■ Excerpted text:
-- Begin --

U.S. President-elect Donald Trump has chosen billionaire businessman and pilot Jared Isaacman as the next NASA administrator. The founder and CEO of Shift4, a payment processing company, Isaacman has twice paid to fly in space aboard capsules built by SpaceX, a rocket company led by Elon Musk, a close Trump ally.
“Jared will drive NASA’s mission of discovery and inspiration, paving the way for groundbreaking achievements in Space science, technology, and exploration,” said Trump in a December post on Truth Social.
If confirmed by the U.S. Senate, Isaacman, 41, would oversee NASA’s $25 billion budget, which includes roughly $7 billion for science. He would replace 82-year-old Bill Nelson, a former astronaut and senator from Florida. "We’ve gone nowhere since Apollo, because we keep changing destinations,” says Clive Neal, a lunar scientist at the University of Notre Dame. He says Isaacman will “have energy, which we haven’t seen in the last 4 years.”
The nomination is drawing praise even across the political aisle. Democrat George Whitesides, newly elected to the House of Representatives from California, said in an email he believes Isaacman will be “excellent.” Whitesides, who served as NASA’s chief of staff under former President Barack Obama and later was CEO of commercial space flight company Virgin Galactic, adds that Isaacman understands the breadth of NASA’s responsibilities, “from the cutting edge of aircraft research to ambitious human space flight, from studying the Earth system to robotic Solar System exploration.”
A high school dropout, Isaacman founded Shift4 in 1999. In 2011, he founded Draken International, which provides fighter aircraft and training services to military customers. A trained jet pilot himself, Isaacman paid SpaceX an undisclosed amount to orbit Earth in a Dragon capsule in 2021. Earlier this year, during a second flight aboard a Dragon capsule, he became the first private citizen to conduct a spacewalk. Data from those missions have been used in studies to understand the toll of space on astronauts’ health.

-- End --

■ Required task A: Reproduce the entries word for word, from their first line through the line containing "staticText: 初中 [38,930,72,952]".
The entries come from a different source than the article about the NASA nomination.

■ Supplied data:
-- Begin --

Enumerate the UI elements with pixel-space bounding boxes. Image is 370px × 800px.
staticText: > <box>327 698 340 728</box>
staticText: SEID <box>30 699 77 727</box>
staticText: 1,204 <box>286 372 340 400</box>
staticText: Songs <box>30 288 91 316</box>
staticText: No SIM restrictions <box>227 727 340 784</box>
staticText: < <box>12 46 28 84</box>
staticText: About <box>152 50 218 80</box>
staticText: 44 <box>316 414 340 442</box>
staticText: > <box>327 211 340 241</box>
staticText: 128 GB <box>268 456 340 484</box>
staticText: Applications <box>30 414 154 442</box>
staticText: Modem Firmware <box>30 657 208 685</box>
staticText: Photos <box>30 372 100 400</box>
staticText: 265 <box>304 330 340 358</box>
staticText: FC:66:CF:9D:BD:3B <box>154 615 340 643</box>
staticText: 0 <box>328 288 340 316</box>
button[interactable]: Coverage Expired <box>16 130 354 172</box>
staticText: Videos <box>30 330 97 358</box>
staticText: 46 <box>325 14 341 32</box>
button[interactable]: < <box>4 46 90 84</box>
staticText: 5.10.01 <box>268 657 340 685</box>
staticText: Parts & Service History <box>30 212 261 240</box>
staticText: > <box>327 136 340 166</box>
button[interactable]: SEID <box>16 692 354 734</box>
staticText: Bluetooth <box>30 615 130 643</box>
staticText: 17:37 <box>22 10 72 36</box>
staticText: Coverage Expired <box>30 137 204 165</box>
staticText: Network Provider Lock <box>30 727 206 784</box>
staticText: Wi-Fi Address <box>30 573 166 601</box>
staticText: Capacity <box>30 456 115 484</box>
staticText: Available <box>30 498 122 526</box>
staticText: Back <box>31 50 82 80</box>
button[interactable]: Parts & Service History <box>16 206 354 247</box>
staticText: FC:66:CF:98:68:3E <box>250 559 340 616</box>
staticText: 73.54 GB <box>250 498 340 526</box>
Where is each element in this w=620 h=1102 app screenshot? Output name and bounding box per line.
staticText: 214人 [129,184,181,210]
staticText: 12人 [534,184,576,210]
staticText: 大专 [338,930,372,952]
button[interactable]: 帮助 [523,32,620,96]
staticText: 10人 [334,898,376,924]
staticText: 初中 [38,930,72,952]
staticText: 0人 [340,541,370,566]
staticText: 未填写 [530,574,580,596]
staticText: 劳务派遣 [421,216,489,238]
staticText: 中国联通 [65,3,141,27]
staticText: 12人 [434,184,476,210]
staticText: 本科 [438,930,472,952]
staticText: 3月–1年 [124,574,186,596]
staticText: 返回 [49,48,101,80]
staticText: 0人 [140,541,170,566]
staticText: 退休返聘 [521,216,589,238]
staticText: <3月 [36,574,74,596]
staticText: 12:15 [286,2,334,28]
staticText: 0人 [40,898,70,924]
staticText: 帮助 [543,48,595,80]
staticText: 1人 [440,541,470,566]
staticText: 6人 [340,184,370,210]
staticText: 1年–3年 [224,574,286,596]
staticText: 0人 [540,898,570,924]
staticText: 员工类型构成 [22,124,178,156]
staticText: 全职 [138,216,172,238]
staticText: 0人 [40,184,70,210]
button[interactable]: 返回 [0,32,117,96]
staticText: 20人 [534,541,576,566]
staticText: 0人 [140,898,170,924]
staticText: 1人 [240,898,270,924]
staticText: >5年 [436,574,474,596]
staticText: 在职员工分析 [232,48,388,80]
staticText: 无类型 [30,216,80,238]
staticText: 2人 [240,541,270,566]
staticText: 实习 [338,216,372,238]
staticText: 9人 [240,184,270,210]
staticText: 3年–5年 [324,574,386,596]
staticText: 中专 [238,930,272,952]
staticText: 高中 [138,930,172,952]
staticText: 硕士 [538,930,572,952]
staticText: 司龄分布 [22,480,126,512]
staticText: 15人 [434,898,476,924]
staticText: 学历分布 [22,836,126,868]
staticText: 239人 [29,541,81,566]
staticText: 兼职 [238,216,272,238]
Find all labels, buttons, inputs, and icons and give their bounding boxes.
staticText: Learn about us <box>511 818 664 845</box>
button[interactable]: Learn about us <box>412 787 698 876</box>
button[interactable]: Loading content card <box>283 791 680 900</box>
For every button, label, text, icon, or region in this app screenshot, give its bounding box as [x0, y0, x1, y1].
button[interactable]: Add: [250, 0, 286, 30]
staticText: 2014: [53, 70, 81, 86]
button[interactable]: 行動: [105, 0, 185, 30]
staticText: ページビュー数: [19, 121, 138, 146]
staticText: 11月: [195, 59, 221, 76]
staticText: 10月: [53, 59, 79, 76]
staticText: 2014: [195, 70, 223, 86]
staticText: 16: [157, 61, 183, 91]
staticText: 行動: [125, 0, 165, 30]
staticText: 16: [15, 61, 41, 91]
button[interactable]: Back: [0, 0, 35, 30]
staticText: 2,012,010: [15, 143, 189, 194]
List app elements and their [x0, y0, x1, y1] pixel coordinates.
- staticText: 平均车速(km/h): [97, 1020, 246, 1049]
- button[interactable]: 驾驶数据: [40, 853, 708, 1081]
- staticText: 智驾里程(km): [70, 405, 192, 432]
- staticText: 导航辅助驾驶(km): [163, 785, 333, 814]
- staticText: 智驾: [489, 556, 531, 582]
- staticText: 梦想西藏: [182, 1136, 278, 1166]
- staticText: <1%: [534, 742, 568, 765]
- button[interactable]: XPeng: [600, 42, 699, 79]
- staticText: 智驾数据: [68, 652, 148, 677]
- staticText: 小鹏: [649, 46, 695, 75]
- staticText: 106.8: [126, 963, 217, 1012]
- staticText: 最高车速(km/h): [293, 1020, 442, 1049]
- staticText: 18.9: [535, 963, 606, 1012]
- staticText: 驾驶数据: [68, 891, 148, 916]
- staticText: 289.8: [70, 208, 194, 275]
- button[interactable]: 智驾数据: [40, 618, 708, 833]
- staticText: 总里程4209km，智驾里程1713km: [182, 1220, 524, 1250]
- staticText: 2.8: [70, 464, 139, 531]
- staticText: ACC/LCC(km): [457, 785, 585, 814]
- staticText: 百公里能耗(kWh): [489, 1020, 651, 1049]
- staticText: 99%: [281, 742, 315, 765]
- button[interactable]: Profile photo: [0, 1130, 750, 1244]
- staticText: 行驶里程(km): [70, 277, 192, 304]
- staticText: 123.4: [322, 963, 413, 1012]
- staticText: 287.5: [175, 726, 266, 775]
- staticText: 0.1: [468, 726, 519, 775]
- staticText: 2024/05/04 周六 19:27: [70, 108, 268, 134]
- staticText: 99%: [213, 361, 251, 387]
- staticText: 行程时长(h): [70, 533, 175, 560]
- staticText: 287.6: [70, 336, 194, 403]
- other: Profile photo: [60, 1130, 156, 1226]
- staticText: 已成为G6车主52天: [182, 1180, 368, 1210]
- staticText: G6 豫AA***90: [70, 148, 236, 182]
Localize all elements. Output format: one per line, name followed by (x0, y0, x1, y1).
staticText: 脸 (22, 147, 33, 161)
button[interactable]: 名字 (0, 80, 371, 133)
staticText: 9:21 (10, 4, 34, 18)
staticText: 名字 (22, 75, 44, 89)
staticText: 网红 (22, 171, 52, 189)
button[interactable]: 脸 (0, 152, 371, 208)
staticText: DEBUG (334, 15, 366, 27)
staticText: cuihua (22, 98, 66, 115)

-- End --

■ Required task B: According to the article about the NASA nomination, in what year did Isaacman found Shift4?

■ Task output A:
Enumerate the UI elements with pixel-space bounding boxes. Image is 370px × 800px.
staticText: > <box>327 698 340 728</box>
staticText: SEID <box>30 699 77 727</box>
staticText: 1,204 <box>286 372 340 400</box>
staticText: Songs <box>30 288 91 316</box>
staticText: No SIM restrictions <box>227 727 340 784</box>
staticText: < <box>12 46 28 84</box>
staticText: About <box>152 50 218 80</box>
staticText: 44 <box>316 414 340 442</box>
staticText: > <box>327 211 340 241</box>
staticText: 128 GB <box>268 456 340 484</box>
staticText: Applications <box>30 414 154 442</box>
staticText: Modem Firmware <box>30 657 208 685</box>
staticText: Photos <box>30 372 100 400</box>
staticText: 265 <box>304 330 340 358</box>
staticText: FC:66:CF:9D:BD:3B <box>154 615 340 643</box>
staticText: 0 <box>328 288 340 316</box>
button[interactable]: Coverage Expired <box>16 130 354 172</box>
staticText: Videos <box>30 330 97 358</box>
staticText: 46 <box>325 14 341 32</box>
button[interactable]: < <box>4 46 90 84</box>
staticText: 5.10.01 <box>268 657 340 685</box>
staticText: Parts & Service History <box>30 212 261 240</box>
staticText: > <box>327 136 340 166</box>
button[interactable]: SEID <box>16 692 354 734</box>
staticText: Bluetooth <box>30 615 130 643</box>
staticText: 17:37 <box>22 10 72 36</box>
staticText: Coverage Expired <box>30 137 204 165</box>
staticText: Network Provider Lock <box>30 727 206 784</box>
staticText: Wi-Fi Address <box>30 573 166 601</box>
staticText: Capacity <box>30 456 115 484</box>
staticText: Available <box>30 498 122 526</box>
staticText: Back <box>31 50 82 80</box>
button[interactable]: Parts & Service History <box>16 206 354 247</box>
staticText: FC:66:CF:98:68:3E <box>250 559 340 616</box>
staticText: 73.54 GB <box>250 498 340 526</box>
Where is each element in this w=620 h=1102 app screenshot? Output name and bounding box per line.
staticText: 214人 [129,184,181,210]
staticText: 12人 [534,184,576,210]
staticText: 大专 [338,930,372,952]
button[interactable]: 帮助 [523,32,620,96]
staticText: 10人 [334,898,376,924]
staticText: 初中 [38,930,72,952]

■ Task output B: 1999